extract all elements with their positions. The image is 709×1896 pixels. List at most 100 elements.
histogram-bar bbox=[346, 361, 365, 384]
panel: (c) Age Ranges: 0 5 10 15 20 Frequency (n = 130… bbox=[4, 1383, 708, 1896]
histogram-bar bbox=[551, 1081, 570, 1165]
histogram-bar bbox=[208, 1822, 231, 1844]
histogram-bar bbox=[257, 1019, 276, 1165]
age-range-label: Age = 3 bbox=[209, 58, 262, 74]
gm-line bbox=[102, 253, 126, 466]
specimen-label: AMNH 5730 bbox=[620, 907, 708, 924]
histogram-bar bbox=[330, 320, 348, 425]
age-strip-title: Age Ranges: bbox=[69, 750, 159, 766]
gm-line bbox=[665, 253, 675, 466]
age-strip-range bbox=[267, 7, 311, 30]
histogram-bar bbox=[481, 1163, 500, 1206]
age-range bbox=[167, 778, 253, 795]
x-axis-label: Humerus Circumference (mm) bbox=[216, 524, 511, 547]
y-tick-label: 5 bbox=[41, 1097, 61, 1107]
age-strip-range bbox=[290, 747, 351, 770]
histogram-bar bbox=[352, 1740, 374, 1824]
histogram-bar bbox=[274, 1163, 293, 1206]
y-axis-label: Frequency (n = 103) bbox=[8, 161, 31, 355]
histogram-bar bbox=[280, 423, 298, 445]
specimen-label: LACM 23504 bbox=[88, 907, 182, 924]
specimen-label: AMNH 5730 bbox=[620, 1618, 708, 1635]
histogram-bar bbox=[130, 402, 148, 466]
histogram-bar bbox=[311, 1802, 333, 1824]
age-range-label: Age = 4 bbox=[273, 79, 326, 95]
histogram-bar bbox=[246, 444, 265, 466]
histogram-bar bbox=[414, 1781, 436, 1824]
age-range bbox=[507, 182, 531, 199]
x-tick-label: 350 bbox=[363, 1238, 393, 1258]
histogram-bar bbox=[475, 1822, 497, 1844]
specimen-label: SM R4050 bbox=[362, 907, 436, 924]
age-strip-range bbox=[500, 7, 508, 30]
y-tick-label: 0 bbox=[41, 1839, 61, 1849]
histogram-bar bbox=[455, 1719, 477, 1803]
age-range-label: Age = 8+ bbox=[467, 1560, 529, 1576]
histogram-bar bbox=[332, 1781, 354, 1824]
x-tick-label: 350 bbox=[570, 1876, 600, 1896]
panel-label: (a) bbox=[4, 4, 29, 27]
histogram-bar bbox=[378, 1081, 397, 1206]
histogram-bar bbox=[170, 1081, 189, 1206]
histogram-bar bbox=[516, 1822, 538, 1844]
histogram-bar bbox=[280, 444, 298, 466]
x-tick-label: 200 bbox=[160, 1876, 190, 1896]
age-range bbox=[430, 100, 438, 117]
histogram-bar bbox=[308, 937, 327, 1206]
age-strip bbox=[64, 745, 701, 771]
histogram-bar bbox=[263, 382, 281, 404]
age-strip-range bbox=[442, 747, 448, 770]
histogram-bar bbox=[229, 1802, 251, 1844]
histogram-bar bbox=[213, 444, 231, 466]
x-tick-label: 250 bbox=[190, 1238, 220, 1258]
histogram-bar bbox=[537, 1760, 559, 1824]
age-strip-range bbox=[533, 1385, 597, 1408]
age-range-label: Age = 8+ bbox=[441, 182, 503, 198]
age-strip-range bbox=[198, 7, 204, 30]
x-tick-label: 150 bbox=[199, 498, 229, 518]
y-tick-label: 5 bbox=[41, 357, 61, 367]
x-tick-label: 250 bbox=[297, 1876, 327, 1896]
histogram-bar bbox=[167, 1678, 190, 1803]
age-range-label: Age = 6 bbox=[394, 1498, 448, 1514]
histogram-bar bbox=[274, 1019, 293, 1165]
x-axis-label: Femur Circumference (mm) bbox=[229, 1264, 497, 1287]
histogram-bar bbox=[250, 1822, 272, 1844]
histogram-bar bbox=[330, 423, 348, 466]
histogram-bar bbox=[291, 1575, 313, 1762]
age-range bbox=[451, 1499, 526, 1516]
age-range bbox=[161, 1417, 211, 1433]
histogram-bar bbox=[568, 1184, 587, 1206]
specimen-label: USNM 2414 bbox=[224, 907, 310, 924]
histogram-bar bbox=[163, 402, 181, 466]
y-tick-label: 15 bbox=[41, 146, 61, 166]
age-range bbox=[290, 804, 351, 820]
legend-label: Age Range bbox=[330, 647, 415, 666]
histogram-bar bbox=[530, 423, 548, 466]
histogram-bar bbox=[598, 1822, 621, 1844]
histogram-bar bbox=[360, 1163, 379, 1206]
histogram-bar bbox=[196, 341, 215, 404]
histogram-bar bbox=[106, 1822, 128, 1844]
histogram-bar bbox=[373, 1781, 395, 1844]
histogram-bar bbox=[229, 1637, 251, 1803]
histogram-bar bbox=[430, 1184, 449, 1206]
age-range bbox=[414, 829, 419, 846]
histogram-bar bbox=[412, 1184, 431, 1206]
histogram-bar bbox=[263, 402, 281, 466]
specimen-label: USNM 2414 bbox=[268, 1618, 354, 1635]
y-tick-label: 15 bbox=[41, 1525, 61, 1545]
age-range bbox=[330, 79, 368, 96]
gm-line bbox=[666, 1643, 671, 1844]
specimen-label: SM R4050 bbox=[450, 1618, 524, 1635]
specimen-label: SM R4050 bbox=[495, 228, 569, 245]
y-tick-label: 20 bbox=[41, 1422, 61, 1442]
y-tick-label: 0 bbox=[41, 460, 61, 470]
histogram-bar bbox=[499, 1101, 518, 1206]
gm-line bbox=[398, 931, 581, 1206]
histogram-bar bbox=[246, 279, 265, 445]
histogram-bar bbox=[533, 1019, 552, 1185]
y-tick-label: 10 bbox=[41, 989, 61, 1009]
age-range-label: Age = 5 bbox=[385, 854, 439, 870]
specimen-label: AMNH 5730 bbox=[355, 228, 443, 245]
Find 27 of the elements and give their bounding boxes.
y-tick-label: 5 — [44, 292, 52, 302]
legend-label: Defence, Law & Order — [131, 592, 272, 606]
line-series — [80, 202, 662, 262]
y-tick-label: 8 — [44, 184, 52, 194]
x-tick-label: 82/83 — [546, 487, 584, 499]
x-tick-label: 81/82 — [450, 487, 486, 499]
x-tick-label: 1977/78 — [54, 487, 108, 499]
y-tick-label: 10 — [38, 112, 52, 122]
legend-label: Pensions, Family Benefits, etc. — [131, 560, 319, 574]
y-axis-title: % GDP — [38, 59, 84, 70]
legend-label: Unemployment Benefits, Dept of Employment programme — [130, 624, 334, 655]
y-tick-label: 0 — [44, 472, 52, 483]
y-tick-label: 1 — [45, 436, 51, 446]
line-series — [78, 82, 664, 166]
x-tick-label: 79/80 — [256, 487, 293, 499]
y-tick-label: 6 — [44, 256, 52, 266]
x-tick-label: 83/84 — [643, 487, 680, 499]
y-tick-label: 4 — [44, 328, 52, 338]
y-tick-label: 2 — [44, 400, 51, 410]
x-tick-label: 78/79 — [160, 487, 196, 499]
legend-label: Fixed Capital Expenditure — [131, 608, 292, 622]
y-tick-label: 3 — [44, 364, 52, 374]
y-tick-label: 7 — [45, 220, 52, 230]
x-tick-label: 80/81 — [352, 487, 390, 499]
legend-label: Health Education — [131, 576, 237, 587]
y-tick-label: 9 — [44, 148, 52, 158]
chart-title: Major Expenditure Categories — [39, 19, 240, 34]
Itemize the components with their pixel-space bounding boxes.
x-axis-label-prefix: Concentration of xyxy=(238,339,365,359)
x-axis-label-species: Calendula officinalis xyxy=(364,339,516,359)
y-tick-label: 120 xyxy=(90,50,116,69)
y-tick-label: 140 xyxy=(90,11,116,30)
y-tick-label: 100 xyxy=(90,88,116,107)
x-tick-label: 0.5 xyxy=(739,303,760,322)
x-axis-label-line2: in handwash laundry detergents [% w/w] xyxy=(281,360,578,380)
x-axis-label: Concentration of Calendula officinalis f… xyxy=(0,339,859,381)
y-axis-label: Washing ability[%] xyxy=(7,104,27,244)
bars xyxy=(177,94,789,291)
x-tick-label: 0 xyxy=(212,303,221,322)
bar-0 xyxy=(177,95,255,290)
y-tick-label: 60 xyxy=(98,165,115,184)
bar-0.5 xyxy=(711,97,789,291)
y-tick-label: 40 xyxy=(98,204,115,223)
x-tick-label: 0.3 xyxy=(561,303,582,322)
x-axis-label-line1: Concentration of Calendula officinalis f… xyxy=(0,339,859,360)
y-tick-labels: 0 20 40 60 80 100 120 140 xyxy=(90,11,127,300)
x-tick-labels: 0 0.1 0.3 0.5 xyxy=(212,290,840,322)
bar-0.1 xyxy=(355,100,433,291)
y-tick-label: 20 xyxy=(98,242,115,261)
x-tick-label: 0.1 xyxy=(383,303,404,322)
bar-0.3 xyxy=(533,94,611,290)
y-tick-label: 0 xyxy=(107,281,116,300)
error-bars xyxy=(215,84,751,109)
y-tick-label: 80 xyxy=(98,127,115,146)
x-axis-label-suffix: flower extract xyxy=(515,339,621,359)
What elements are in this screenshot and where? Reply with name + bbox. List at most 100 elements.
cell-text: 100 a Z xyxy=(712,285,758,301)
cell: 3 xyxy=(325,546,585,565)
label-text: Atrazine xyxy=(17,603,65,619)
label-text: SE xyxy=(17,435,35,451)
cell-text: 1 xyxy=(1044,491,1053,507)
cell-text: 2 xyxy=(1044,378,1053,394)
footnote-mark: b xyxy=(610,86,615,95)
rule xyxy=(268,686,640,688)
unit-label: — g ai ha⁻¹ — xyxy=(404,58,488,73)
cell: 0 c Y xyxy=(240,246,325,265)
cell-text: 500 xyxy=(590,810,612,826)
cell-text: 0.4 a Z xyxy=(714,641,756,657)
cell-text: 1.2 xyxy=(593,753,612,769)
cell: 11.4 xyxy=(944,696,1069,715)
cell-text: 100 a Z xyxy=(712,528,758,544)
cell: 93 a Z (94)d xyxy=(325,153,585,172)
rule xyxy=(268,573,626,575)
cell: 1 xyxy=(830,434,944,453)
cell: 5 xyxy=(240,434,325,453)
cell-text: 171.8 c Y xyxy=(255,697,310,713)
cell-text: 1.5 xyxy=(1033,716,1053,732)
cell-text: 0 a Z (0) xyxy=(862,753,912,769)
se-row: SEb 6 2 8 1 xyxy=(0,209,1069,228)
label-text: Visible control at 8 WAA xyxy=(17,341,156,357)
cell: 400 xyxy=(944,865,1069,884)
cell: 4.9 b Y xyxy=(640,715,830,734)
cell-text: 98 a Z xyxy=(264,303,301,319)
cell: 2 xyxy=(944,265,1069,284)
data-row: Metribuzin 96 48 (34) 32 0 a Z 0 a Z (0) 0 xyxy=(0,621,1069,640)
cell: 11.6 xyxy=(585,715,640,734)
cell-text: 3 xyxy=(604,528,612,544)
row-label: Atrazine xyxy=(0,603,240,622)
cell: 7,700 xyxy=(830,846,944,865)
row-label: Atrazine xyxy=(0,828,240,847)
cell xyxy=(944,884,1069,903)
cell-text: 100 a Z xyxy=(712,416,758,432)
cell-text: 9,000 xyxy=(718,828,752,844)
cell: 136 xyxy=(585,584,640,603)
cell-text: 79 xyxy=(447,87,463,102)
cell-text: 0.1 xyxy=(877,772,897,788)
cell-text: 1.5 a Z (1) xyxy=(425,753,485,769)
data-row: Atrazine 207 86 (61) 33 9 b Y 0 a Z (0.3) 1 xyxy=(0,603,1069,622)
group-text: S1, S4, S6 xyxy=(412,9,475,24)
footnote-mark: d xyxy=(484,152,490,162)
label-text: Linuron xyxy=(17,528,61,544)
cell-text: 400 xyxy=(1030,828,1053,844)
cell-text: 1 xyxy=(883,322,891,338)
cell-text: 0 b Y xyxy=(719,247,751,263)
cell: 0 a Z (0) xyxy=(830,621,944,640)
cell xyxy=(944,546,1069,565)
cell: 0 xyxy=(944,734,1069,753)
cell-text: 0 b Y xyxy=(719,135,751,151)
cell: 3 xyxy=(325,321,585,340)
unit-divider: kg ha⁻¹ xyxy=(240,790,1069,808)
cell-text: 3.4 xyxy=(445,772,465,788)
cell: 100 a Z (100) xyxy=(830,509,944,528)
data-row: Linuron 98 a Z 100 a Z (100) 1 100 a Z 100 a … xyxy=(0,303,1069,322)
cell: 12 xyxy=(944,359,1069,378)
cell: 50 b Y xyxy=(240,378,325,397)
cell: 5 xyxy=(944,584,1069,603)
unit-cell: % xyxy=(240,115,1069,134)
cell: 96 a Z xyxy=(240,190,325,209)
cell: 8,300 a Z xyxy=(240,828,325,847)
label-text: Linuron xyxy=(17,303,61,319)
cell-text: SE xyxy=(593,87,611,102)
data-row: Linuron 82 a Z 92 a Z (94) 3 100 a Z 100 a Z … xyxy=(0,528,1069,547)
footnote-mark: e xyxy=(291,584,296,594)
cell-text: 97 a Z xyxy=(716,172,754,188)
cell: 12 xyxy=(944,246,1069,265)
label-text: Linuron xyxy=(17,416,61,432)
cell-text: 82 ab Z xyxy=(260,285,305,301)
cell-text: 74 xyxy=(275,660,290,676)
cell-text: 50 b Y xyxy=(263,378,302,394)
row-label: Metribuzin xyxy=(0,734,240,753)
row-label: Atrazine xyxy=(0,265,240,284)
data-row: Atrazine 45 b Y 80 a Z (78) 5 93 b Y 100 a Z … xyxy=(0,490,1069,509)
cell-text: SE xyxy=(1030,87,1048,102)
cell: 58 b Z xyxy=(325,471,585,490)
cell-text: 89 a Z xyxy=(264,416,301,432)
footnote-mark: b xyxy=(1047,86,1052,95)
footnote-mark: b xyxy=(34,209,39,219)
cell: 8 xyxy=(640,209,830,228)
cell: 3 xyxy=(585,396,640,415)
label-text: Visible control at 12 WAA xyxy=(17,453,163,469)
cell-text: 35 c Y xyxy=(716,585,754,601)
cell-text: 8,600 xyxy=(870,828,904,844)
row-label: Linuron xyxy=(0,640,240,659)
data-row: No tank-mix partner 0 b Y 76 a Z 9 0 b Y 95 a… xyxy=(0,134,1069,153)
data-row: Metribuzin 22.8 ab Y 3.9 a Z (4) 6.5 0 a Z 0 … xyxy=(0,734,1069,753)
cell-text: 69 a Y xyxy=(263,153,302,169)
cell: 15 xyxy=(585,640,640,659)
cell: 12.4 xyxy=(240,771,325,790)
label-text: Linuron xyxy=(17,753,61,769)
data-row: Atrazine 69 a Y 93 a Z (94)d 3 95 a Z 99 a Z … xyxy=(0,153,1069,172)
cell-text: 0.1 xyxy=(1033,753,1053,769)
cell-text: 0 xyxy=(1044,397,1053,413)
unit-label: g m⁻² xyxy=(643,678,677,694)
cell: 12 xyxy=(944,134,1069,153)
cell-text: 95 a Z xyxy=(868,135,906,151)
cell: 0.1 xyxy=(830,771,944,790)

■ **Work required**
Copy the lines from the first one through the line that has "gm-line bbox=[665, 253, 675, 466]", and put "histogram-column" wherever "histogram-bar" appears, leaving everything else unchanged.

■ **Answer**
extract all elements with their positions. The image is 709×1896 pixels. List at most 100 elements.
histogram-column bbox=[346, 361, 365, 384]
panel: (c) Age Ranges: 0 5 10 15 20 Frequency (n = 130… bbox=[4, 1383, 708, 1896]
histogram-column bbox=[551, 1081, 570, 1165]
histogram-column bbox=[208, 1822, 231, 1844]
histogram-column bbox=[257, 1019, 276, 1165]
age-range-label: Age = 3 bbox=[209, 58, 262, 74]
gm-line bbox=[102, 253, 126, 466]
specimen-label: AMNH 5730 bbox=[620, 907, 708, 924]
histogram-column bbox=[330, 320, 348, 425]
age-strip-title: Age Ranges: bbox=[69, 750, 159, 766]
gm-line bbox=[665, 253, 675, 466]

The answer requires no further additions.